### What is being asked
Repeat the records verbatim and leave the pictures out of your copy.

### Dataset content

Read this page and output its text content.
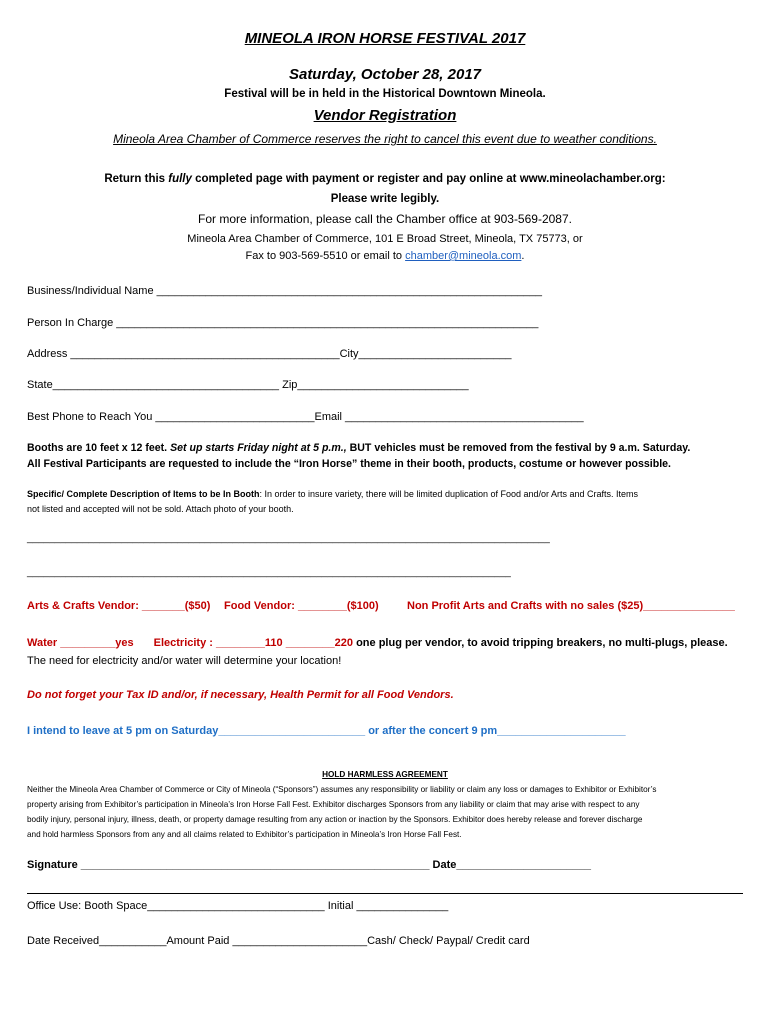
MINEOLA IRON HORSE FESTIVAL 2017
Saturday, October 28, 2017
Festival will be in held in the Historical Downtown Mineola.
Vendor Registration
Mineola Area Chamber of Commerce reserves the right to cancel this event due to weather conditions.
Return this fully completed page with payment or register and pay online at www.mineolachamber.org:
Please write legibly.
For more information, please call the Chamber office at 903-569-2087.
Mineola Area Chamber of Commerce, 101 E Broad Street, Mineola, TX 75773, or
Fax to 903-569-5510 or email to chamber@mineola.com.
Business/Individual Name _______________________________________________________________
Person In Charge _____________________________________________________________________
Address ____________________________________________City_________________________
State_____________________________________ Zip____________________________
Best Phone to Reach You __________________________Email _______________________________________
Booths are 10 feet x 12 feet. Set up starts Friday night at 5 p.m., BUT vehicles must be removed from the festival by 9 a.m. Saturday.
All Festival Participants are requested to include the “Iron Horse” theme in their booth, products, costume or however possible.
Specific/ Complete Description of Items to be In Booth: In order to insure variety, there will be limited duplication of Food and/or Arts and Crafts. Items
not listed and accepted will not be sold. Attach photo of your booth.
______________________________________________________________________________________________
_______________________________________________________________________________________
Arts & Crafts Vendor: _______($50) Food Vendor: ________($100)	Non Profit Arts and Crafts with no sales ($25)_______________
Water _________yes Electricity : ________110 ________220 one plug per vendor, to avoid tripping breakers, no multi-plugs, please.
The need for electricity and/or water will determine your location!
Do not forget your Tax ID and/or, if necessary, Health Permit for all Food Vendors.
I intend to leave at 5 pm on Saturday________________________ or after the concert 9 pm_____________________
HOLD HARMLESS AGREEMENT
Neither the Mineola Area Chamber of Commerce or City of Mineola (“Sponsors”) assumes any responsibility or liability or claim any loss or damages to Exhibitor or Exhibitor’s
property arising from Exhibitor’s participation in Mineola’s Iron Horse Fall Fest. Exhibitor discharges Sponsors from any liability or claim that may arise with respect to any
bodily injury, personal injury, illness, death, or property damage resulting from any action or inaction by the Sponsors. Exhibitor does hereby release and forever discharge
and hold harmless Sponsors from any and all claims related to Exhibitor’s participation in Mineola’s Iron Horse Fall Fest.
Signature _________________________________________________________ Date______________________
Office Use: Booth Space_____________________________ Initial _______________
Date Received___________Amount Paid ______________________Cash/ Check/ Paypal/ Credit card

### Solution below
Read this page and output its text content.
MINEOLA IRON HORSE FESTIVAL 2017
Saturday, October 28, 2017
Festival will be in held in the Historical Downtown Mineola.
Vendor Registration
Mineola Area Chamber of Commerce reserves the right to cancel this event due to weather conditions.
Return this fully completed page with payment or register and pay online at www.mineolachamber.org:
Please write legibly.
For more information, please call the Chamber office at 903-569-2087.
Mineola Area Chamber of Commerce, 101 E Broad Street, Mineola, TX 75773, or
Fax to 903-569-5510 or email to chamber@mineola.com.
Business/Individual Name _______________________________________________________________
Person In Charge _____________________________________________________________________
Address ____________________________________________City_________________________
State_____________________________________ Zip____________________________
Best Phone to Reach You __________________________Email _______________________________________
Booths are 10 feet x 12 feet. Set up starts Friday night at 5 p.m., BUT vehicles must be removed from the festival by 9 a.m. Saturday.
All Festival Participants are requested to include the “Iron Horse” theme in their booth, products, costume or however possible.
Specific/ Complete Description of Items to be In Booth: In order to insure variety, there will be limited duplication of Food and/or Arts and Crafts. Items
not listed and accepted will not be sold. Attach photo of your booth.
______________________________________________________________________________________________
_______________________________________________________________________________________
Arts & Crafts Vendor: _______($50) Food Vendor: ________($100)	Non Profit Arts and Crafts with no sales ($25)_______________
Water _________yes Electricity : ________110 ________220 one plug per vendor, to avoid tripping breakers, no multi-plugs, please.
The need for electricity and/or water will determine your location!
Do not forget your Tax ID and/or, if necessary, Health Permit for all Food Vendors.
I intend to leave at 5 pm on Saturday________________________ or after the concert 9 pm_____________________
HOLD HARMLESS AGREEMENT
Neither the Mineola Area Chamber of Commerce or City of Mineola (“Sponsors”) assumes any responsibility or liability or claim any loss or damages to Exhibitor or Exhibitor’s
property arising from Exhibitor’s participation in Mineola’s Iron Horse Fall Fest. Exhibitor discharges Sponsors from any liability or claim that may arise with respect to any
bodily injury, personal injury, illness, death, or property damage resulting from any action or inaction by the Sponsors. Exhibitor does hereby release and forever discharge
and hold harmless Sponsors from any and all claims related to Exhibitor’s participation in Mineola’s Iron Horse Fall Fest.
Signature _________________________________________________________ Date______________________
Office Use: Booth Space_____________________________ Initial _______________
Date Received___________Amount Paid ______________________Cash/ Check/ Paypal/ Credit card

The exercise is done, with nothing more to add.